What this task involves: Locate every line in the records below that holds the word "Score" and return each one.

Figure contents as structured data:
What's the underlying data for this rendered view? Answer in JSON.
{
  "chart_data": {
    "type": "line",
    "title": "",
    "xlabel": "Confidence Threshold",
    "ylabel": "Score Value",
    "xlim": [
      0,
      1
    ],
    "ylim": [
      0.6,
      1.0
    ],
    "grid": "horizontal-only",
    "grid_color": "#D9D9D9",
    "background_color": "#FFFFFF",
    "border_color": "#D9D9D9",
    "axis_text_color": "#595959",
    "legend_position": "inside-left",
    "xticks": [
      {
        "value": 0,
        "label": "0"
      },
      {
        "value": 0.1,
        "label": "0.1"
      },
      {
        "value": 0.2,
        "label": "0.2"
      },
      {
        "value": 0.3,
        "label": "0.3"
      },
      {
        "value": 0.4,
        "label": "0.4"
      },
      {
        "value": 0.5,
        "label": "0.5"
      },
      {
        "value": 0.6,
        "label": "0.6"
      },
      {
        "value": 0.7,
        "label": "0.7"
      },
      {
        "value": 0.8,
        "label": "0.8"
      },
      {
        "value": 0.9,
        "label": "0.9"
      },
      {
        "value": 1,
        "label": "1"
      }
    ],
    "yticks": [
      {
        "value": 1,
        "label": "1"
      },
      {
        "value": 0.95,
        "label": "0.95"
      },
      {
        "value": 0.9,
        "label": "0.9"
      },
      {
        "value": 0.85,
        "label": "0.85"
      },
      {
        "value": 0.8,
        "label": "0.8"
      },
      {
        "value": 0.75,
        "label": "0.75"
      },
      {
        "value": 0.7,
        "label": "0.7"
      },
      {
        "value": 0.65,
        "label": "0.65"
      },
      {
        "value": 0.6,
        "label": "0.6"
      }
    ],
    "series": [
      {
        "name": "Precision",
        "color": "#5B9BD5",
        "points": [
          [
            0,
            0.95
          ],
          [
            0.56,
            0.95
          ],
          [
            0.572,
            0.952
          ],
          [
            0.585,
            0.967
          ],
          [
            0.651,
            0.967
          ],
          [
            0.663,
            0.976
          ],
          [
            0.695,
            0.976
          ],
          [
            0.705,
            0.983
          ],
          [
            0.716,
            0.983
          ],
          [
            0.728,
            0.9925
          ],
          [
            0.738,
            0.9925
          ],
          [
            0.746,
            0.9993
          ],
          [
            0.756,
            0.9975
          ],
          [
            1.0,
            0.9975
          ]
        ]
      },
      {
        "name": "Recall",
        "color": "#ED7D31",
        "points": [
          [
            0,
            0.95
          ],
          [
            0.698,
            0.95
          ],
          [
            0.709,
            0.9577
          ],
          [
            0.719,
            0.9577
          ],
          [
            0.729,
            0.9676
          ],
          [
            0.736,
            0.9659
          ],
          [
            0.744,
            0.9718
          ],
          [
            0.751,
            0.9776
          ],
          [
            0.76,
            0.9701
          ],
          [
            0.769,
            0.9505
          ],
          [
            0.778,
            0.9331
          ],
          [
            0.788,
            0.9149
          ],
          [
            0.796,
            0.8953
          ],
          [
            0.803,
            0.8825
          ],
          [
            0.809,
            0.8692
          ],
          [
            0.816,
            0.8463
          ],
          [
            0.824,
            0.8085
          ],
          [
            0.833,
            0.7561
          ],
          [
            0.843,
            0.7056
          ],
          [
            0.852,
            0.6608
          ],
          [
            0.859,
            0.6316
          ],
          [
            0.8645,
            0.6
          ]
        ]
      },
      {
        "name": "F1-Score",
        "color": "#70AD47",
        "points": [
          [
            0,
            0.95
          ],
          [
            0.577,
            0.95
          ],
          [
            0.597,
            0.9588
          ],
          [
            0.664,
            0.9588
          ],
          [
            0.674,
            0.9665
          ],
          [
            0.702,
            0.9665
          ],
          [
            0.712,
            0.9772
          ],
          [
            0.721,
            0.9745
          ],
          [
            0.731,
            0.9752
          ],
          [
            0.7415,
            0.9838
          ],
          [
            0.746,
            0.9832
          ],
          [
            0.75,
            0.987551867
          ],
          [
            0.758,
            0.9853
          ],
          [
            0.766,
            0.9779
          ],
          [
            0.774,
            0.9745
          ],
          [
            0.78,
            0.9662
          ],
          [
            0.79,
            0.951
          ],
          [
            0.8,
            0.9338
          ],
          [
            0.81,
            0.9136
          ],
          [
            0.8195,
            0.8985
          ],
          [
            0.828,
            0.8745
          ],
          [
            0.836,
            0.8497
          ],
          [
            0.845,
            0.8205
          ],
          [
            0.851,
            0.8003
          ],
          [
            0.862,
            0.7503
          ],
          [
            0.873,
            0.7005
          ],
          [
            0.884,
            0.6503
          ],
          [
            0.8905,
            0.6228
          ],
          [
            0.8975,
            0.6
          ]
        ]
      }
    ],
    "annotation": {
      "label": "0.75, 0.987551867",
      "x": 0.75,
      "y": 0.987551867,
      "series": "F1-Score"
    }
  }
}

Solution to this exercise:
    "ylabel": "Score Value",
        "name": "F1-Score",
      "series": "F1-Score"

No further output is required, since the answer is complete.